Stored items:
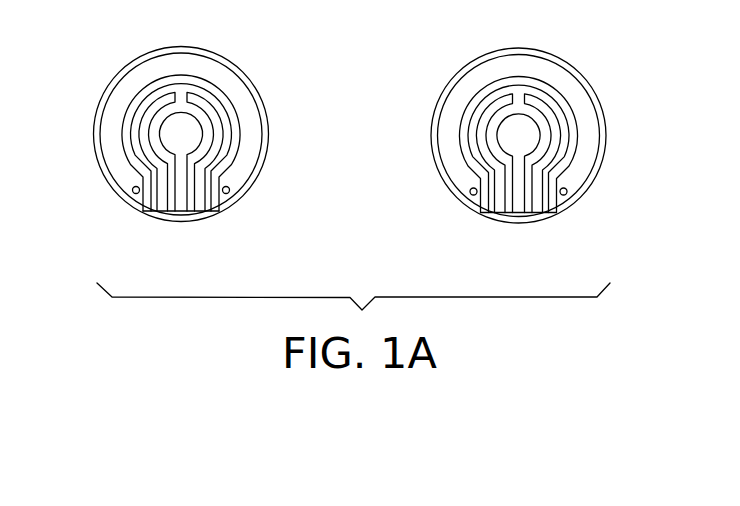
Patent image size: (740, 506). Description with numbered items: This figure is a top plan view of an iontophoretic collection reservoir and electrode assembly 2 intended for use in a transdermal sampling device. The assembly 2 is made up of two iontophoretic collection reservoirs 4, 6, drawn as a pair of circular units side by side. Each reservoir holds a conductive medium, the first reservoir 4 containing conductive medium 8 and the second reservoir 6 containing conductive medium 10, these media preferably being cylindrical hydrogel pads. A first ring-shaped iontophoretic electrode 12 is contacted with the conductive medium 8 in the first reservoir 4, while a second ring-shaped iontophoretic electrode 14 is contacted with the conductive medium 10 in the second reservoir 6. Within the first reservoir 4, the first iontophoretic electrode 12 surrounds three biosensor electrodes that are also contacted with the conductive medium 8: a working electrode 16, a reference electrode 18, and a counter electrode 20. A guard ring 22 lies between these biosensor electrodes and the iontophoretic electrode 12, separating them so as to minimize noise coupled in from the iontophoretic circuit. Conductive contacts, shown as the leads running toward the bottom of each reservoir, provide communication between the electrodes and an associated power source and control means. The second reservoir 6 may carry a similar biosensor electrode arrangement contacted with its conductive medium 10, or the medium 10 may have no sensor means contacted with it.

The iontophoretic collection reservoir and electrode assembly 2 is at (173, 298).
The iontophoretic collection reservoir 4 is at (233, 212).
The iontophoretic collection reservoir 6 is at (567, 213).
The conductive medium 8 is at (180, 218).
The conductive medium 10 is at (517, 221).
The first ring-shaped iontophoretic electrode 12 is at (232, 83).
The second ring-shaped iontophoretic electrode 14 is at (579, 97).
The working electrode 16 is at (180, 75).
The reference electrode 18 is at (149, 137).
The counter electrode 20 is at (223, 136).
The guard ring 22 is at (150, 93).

▸ Brief
Retype every one of the lines above without changing anything, and leave the pictures out of your answer.

▸ Solution to the exercise
Patent image size: (740, 506). Description with numbered items: This figure is a top plan view of an iontophoretic collection reservoir and electrode assembly 2 intended for use in a transdermal sampling device. The assembly 2 is made up of two iontophoretic collection reservoirs 4, 6, drawn as a pair of circular units side by side. Each reservoir holds a conductive medium, the first reservoir 4 containing conductive medium 8 and the second reservoir 6 containing conductive medium 10, these media preferably being cylindrical hydrogel pads. A first ring-shaped iontophoretic electrode 12 is contacted with the conductive medium 8 in the first reservoir 4, while a second ring-shaped iontophoretic electrode 14 is contacted with the conductive medium 10 in the second reservoir 6. Within the first reservoir 4, the first iontophoretic electrode 12 surrounds three biosensor electrodes that are also contacted with the conductive medium 8: a working electrode 16, a reference electrode 18, and a counter electrode 20. A guard ring 22 lies between these biosensor electrodes and the iontophoretic electrode 12, separating them so as to minimize noise coupled in from the iontophoretic circuit. Conductive contacts, shown as the leads running toward the bottom of each reservoir, provide communication between the electrodes and an associated power source and control means. The second reservoir 6 may carry a similar biosensor electrode arrangement contacted with its conductive medium 10, or the medium 10 may have no sensor means contacted with it.

The iontophoretic collection reservoir and electrode assembly 2 is at (173, 298).
The iontophoretic collection reservoir 4 is at (233, 212).
The iontophoretic collection reservoir 6 is at (567, 213).
The conductive medium 8 is at (180, 218).
The conductive medium 10 is at (517, 221).
The first ring-shaped iontophoretic electrode 12 is at (232, 83).
The second ring-shaped iontophoretic electrode 14 is at (579, 97).
The working electrode 16 is at (180, 75).
The reference electrode 18 is at (149, 137).
The counter electrode 20 is at (223, 136).
The guard ring 22 is at (150, 93).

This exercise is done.